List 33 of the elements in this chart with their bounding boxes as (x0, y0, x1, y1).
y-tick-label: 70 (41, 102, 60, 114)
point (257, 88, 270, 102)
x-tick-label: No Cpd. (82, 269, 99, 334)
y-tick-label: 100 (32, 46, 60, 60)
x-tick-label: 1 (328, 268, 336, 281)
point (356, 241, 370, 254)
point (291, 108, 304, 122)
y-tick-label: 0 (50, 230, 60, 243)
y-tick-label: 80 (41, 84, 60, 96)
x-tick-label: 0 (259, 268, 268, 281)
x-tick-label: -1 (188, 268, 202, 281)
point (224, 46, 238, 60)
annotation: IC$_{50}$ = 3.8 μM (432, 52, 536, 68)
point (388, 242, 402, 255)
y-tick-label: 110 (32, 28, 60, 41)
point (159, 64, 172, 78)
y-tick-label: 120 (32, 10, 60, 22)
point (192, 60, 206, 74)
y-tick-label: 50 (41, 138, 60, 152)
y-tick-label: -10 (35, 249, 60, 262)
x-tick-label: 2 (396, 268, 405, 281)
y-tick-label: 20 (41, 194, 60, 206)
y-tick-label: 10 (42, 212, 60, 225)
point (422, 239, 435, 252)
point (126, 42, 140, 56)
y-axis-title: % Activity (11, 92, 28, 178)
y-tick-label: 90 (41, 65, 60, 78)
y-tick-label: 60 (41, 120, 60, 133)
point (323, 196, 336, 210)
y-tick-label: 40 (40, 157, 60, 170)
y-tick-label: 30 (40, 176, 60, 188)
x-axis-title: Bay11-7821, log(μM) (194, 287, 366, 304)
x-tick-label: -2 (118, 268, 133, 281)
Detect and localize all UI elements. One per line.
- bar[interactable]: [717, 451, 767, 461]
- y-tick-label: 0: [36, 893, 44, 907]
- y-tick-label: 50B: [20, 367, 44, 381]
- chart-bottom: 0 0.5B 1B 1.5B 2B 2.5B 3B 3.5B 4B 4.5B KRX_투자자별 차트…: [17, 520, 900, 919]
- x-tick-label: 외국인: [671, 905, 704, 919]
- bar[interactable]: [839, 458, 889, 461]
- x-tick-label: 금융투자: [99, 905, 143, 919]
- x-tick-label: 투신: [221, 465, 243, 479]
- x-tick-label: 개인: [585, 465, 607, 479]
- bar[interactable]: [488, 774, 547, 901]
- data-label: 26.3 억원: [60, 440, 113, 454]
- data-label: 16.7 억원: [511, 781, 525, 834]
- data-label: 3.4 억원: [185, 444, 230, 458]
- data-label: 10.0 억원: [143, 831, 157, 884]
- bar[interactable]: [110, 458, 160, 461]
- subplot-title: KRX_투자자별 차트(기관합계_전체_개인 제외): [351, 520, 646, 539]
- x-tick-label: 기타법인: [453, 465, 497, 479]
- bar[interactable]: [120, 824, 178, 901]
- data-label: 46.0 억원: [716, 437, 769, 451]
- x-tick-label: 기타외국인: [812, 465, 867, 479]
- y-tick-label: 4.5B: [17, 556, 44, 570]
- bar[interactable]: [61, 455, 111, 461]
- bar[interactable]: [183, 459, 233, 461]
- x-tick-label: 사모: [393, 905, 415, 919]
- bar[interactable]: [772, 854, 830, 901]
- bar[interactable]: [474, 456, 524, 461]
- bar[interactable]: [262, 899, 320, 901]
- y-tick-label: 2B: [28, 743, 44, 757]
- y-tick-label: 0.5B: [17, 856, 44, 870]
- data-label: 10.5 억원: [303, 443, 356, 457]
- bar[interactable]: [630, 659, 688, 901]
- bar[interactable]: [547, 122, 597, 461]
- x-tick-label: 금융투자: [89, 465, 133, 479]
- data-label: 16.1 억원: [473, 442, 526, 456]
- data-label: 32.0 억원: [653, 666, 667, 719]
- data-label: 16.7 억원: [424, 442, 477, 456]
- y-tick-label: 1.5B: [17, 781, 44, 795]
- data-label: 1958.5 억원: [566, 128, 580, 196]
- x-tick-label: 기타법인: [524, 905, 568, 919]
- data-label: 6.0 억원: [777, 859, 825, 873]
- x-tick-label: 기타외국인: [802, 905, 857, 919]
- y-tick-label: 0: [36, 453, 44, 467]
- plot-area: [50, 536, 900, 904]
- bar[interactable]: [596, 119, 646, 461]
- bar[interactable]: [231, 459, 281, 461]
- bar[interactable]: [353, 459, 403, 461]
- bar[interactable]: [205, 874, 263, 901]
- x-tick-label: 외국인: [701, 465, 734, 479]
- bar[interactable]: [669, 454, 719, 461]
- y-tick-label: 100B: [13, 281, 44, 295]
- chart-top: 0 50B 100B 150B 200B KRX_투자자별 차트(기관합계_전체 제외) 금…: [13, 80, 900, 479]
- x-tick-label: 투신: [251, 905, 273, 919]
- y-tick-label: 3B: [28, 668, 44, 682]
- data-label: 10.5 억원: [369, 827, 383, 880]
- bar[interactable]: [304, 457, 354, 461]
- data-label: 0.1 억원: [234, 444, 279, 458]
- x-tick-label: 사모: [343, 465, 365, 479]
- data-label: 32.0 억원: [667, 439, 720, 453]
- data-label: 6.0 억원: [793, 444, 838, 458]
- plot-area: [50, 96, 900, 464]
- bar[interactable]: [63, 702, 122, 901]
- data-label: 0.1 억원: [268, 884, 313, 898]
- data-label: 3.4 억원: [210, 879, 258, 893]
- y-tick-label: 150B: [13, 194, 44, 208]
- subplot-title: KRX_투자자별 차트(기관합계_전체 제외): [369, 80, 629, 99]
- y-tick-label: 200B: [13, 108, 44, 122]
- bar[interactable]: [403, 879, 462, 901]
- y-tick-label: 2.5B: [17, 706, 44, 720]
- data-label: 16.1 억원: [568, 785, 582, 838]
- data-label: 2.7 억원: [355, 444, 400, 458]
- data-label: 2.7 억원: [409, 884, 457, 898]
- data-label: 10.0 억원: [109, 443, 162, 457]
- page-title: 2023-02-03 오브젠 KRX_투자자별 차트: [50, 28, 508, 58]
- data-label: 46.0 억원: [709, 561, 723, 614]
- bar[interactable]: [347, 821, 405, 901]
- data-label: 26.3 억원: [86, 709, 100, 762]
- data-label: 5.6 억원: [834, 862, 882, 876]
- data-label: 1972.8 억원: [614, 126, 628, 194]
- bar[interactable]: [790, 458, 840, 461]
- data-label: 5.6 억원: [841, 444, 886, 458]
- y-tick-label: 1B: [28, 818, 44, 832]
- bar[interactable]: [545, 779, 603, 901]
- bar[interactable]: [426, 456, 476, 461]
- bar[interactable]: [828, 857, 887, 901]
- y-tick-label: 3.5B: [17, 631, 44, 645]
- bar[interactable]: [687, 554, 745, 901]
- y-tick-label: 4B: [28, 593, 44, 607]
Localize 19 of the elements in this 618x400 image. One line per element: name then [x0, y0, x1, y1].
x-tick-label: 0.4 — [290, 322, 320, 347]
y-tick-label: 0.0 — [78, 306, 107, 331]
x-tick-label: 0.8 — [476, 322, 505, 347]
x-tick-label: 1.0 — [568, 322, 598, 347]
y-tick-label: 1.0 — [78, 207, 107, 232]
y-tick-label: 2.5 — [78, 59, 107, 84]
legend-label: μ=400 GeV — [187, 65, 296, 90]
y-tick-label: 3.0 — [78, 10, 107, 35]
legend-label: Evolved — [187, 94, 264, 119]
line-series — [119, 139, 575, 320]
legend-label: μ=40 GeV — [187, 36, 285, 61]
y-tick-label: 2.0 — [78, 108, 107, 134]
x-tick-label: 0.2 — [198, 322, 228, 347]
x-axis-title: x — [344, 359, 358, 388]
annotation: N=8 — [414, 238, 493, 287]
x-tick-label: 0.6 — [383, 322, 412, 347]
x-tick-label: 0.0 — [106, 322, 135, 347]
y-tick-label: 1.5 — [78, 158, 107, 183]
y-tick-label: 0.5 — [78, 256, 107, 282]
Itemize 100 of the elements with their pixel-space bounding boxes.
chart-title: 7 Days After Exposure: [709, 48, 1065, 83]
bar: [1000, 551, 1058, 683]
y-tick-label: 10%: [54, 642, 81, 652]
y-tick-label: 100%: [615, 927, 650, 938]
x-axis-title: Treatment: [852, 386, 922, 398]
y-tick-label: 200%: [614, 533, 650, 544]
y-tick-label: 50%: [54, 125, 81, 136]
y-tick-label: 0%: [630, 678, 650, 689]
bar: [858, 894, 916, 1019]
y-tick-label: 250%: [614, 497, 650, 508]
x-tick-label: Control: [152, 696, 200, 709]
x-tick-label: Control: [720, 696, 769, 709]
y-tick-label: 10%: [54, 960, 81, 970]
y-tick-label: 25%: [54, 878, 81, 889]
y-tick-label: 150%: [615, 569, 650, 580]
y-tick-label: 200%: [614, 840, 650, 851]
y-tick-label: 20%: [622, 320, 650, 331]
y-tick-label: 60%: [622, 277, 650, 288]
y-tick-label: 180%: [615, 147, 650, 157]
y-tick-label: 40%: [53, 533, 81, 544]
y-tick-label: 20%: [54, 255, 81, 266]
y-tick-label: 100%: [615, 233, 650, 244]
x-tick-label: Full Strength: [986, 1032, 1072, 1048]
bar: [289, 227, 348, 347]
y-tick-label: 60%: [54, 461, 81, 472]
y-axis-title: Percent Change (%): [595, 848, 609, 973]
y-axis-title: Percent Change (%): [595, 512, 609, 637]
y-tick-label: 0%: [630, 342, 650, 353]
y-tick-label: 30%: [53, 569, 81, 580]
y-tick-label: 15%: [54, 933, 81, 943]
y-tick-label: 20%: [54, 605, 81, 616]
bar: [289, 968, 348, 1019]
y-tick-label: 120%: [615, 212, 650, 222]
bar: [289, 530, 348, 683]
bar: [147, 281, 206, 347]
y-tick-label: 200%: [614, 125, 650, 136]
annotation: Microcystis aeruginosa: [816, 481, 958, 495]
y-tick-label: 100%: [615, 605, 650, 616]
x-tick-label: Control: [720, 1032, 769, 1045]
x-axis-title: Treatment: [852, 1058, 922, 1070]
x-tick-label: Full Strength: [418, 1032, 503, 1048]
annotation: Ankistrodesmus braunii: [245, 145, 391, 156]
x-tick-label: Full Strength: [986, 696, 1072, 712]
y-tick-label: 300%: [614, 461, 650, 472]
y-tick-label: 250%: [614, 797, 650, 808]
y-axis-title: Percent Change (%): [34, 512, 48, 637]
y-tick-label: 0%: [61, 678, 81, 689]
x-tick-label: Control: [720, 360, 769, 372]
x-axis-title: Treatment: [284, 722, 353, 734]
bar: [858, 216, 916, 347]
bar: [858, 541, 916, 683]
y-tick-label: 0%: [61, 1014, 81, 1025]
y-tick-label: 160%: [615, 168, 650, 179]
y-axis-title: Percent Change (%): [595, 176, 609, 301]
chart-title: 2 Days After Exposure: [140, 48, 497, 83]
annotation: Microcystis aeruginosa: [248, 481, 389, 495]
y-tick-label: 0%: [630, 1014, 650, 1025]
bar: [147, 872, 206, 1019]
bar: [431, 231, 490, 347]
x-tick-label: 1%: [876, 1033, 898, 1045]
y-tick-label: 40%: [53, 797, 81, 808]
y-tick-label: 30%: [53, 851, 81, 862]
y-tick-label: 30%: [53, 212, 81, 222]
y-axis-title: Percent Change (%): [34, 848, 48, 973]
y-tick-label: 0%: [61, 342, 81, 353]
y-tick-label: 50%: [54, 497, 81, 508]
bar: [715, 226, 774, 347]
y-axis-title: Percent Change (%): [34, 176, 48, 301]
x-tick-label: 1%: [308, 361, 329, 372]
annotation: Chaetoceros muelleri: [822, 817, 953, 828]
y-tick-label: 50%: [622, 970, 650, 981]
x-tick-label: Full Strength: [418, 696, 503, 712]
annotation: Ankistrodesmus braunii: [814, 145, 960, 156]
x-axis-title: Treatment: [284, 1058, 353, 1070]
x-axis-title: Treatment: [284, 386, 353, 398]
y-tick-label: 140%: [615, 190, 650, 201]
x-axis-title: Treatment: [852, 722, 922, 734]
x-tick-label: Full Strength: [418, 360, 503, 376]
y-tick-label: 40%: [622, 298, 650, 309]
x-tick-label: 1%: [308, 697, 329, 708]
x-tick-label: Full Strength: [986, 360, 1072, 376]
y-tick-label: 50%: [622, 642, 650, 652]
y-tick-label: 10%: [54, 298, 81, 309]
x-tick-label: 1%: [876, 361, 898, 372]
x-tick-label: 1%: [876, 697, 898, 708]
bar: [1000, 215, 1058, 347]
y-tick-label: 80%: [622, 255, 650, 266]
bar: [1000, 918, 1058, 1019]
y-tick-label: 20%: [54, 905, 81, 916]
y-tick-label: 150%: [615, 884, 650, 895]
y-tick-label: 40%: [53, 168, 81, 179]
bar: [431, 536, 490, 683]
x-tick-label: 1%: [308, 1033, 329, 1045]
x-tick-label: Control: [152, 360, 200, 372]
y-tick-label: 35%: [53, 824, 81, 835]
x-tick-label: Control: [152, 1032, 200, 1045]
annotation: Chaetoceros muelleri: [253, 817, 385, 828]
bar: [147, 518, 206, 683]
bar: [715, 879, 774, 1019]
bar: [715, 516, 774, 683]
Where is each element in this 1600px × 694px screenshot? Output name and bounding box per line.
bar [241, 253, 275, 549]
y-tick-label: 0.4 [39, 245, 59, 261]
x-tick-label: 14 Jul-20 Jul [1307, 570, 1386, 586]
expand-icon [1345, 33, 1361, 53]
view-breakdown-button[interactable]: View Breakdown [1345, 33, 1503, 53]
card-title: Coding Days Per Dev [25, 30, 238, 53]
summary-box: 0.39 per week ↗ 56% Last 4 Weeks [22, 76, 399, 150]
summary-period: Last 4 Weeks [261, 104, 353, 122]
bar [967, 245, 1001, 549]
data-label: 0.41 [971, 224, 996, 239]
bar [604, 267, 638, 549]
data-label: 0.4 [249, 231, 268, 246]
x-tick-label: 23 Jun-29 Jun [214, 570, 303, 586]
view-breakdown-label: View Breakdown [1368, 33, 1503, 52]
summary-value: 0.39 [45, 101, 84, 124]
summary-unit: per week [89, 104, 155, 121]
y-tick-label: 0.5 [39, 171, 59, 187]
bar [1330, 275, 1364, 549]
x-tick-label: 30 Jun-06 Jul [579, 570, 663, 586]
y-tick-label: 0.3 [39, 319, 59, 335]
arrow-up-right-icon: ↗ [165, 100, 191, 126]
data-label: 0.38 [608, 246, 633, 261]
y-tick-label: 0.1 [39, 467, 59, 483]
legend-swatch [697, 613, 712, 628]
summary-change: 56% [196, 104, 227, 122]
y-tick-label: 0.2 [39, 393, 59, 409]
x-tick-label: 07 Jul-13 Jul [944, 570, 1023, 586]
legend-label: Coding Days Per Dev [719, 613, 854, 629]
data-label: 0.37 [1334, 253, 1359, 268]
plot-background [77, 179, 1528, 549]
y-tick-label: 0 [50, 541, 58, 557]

--

**Exercise directions**
Reproduce verbatim the rows from the first one through the row containing "x-tick-label: 0 (259, 268, 268, 281)", including both ends.

**The solution**
List 33 of the elements in this chart with their bounding boxes as (x0, y0, x1, y1).
y-tick-label: 70 (41, 102, 60, 114)
point (257, 88, 270, 102)
x-tick-label: No Cpd. (82, 269, 99, 334)
y-tick-label: 100 (32, 46, 60, 60)
x-tick-label: 1 (328, 268, 336, 281)
point (356, 241, 370, 254)
point (291, 108, 304, 122)
y-tick-label: 0 (50, 230, 60, 243)
y-tick-label: 80 (41, 84, 60, 96)
x-tick-label: 0 (259, 268, 268, 281)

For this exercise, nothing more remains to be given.